> [Do this] Scan the lines below for the string "市场营销" and copy every one that has it.

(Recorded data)
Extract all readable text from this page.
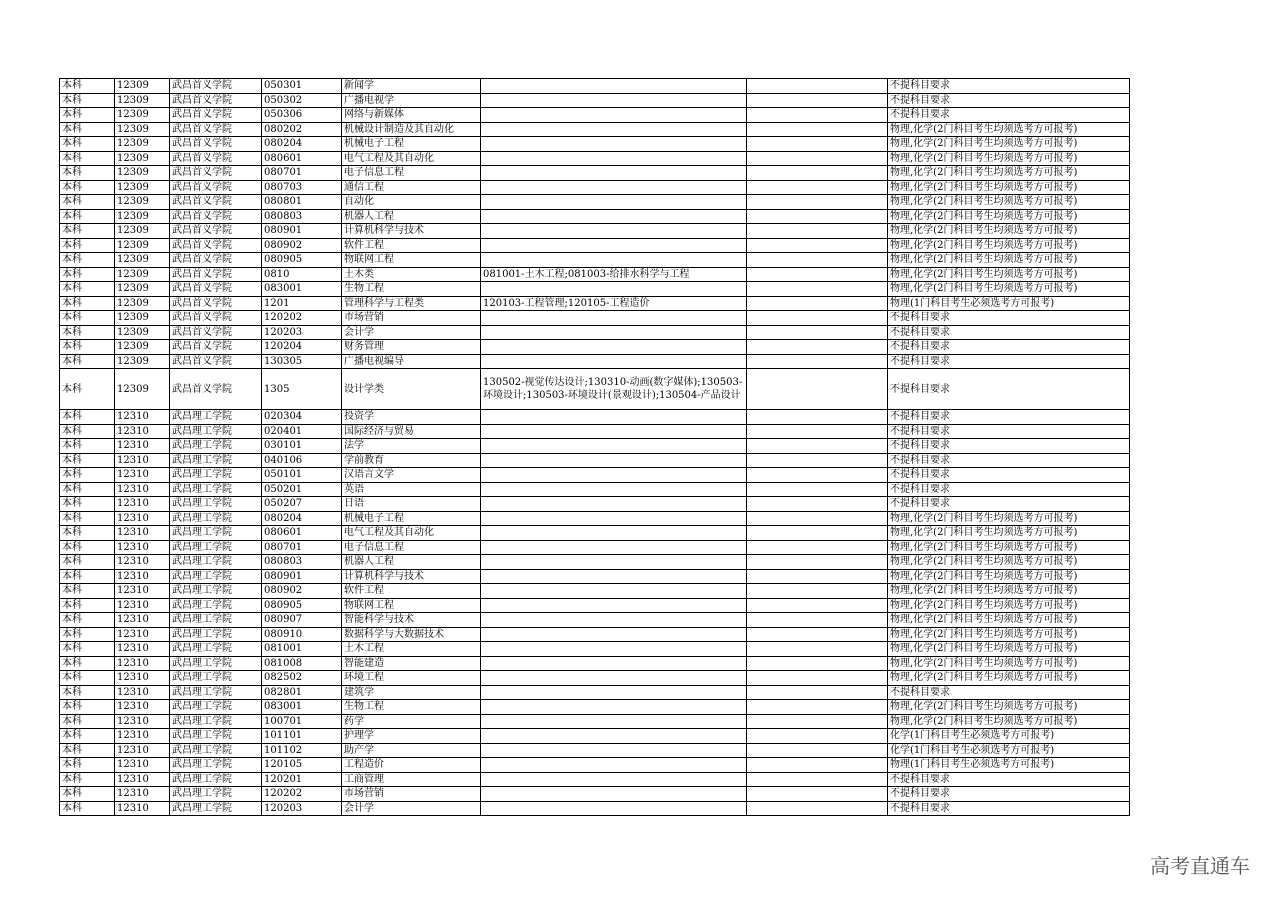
本科	12309	武昌首义学院	050301	新闻学			不提科目要求
本科	12309	武昌首义学院	050302	广播电视学			不提科目要求
本科	12309	武昌首义学院	050306	网络与新媒体			不提科目要求
本科	12309	武昌首义学院	080202	机械设计制造及其自动化			物理,化学(2门科目考生均须选考方可报考)
本科	12309	武昌首义学院	080204	机械电子工程			物理,化学(2门科目考生均须选考方可报考)
本科	12309	武昌首义学院	080601	电气工程及其自动化			物理,化学(2门科目考生均须选考方可报考)
本科	12309	武昌首义学院	080701	电子信息工程			物理,化学(2门科目考生均须选考方可报考)
本科	12309	武昌首义学院	080703	通信工程			物理,化学(2门科目考生均须选考方可报考)
本科	12309	武昌首义学院	080801	自动化			物理,化学(2门科目考生均须选考方可报考)
本科	12309	武昌首义学院	080803	机器人工程			物理,化学(2门科目考生均须选考方可报考)
本科	12309	武昌首义学院	080901	计算机科学与技术			物理,化学(2门科目考生均须选考方可报考)
本科	12309	武昌首义学院	080902	软件工程			物理,化学(2门科目考生均须选考方可报考)
本科	12309	武昌首义学院	080905	物联网工程			物理,化学(2门科目考生均须选考方可报考)
本科	12309	武昌首义学院	0810	土木类	081001-土木工程;081003-给排水科学与工程		物理,化学(2门科目考生均须选考方可报考)
本科	12309	武昌首义学院	083001	生物工程			物理,化学(2门科目考生均须选考方可报考)
本科	12309	武昌首义学院	1201	管理科学与工程类	120103-工程管理;120105-工程造价		物理(1门科目考生必须选考方可报考)
本科	12309	武昌首义学院	120202	市场营销			不提科目要求
本科	12309	武昌首义学院	120203	会计学			不提科目要求
本科	12309	武昌首义学院	120204	财务管理			不提科目要求
本科	12309	武昌首义学院	130305	广播电视编导			不提科目要求
本科	12309	武昌首义学院	1305	设计学类	130502-视觉传达设计;130310-动画(数字媒体);130503-环境设计;130503-环境设计(景观设计);130504-产品设计		不提科目要求
本科	12310	武昌理工学院	020304	投资学			不提科目要求
本科	12310	武昌理工学院	020401	国际经济与贸易			不提科目要求
本科	12310	武昌理工学院	030101	法学			不提科目要求
本科	12310	武昌理工学院	040106	学前教育			不提科目要求
本科	12310	武昌理工学院	050101	汉语言文学			不提科目要求
本科	12310	武昌理工学院	050201	英语			不提科目要求
本科	12310	武昌理工学院	050207	日语			不提科目要求
本科	12310	武昌理工学院	080204	机械电子工程			物理,化学(2门科目考生均须选考方可报考)
本科	12310	武昌理工学院	080601	电气工程及其自动化			物理,化学(2门科目考生均须选考方可报考)
本科	12310	武昌理工学院	080701	电子信息工程			物理,化学(2门科目考生均须选考方可报考)
本科	12310	武昌理工学院	080803	机器人工程			物理,化学(2门科目考生均须选考方可报考)
本科	12310	武昌理工学院	080901	计算机科学与技术			物理,化学(2门科目考生均须选考方可报考)
本科	12310	武昌理工学院	080902	软件工程			物理,化学(2门科目考生均须选考方可报考)
本科	12310	武昌理工学院	080905	物联网工程			物理,化学(2门科目考生均须选考方可报考)
本科	12310	武昌理工学院	080907	智能科学与技术			物理,化学(2门科目考生均须选考方可报考)
本科	12310	武昌理工学院	080910	数据科学与大数据技术			物理,化学(2门科目考生均须选考方可报考)
本科	12310	武昌理工学院	081001	土木工程			物理,化学(2门科目考生均须选考方可报考)
本科	12310	武昌理工学院	081008	智能建造			物理,化学(2门科目考生均须选考方可报考)
本科	12310	武昌理工学院	082502	环境工程			物理,化学(2门科目考生均须选考方可报考)
本科	12310	武昌理工学院	082801	建筑学			不提科目要求
本科	12310	武昌理工学院	083001	生物工程			物理,化学(2门科目考生均须选考方可报考)
本科	12310	武昌理工学院	100701	药学			物理,化学(2门科目考生均须选考方可报考)
本科	12310	武昌理工学院	101101	护理学			化学(1门科目考生必须选考方可报考)
本科	12310	武昌理工学院	101102	助产学			化学(1门科目考生必须选考方可报考)
本科	12310	武昌理工学院	120105	工程造价			物理(1门科目考生必须选考方可报考)
本科	12310	武昌理工学院	120201	工商管理			不提科目要求
本科	12310	武昌理工学院	120202	市场营销			不提科目要求
本科	12310	武昌理工学院	120203	会计学			不提科目要求
高考直通车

> [Exercise result]
本科	12309	武昌首义学院	120202	市场营销			不提科目要求
本科	12310	武昌理工学院	120202	市场营销			不提科目要求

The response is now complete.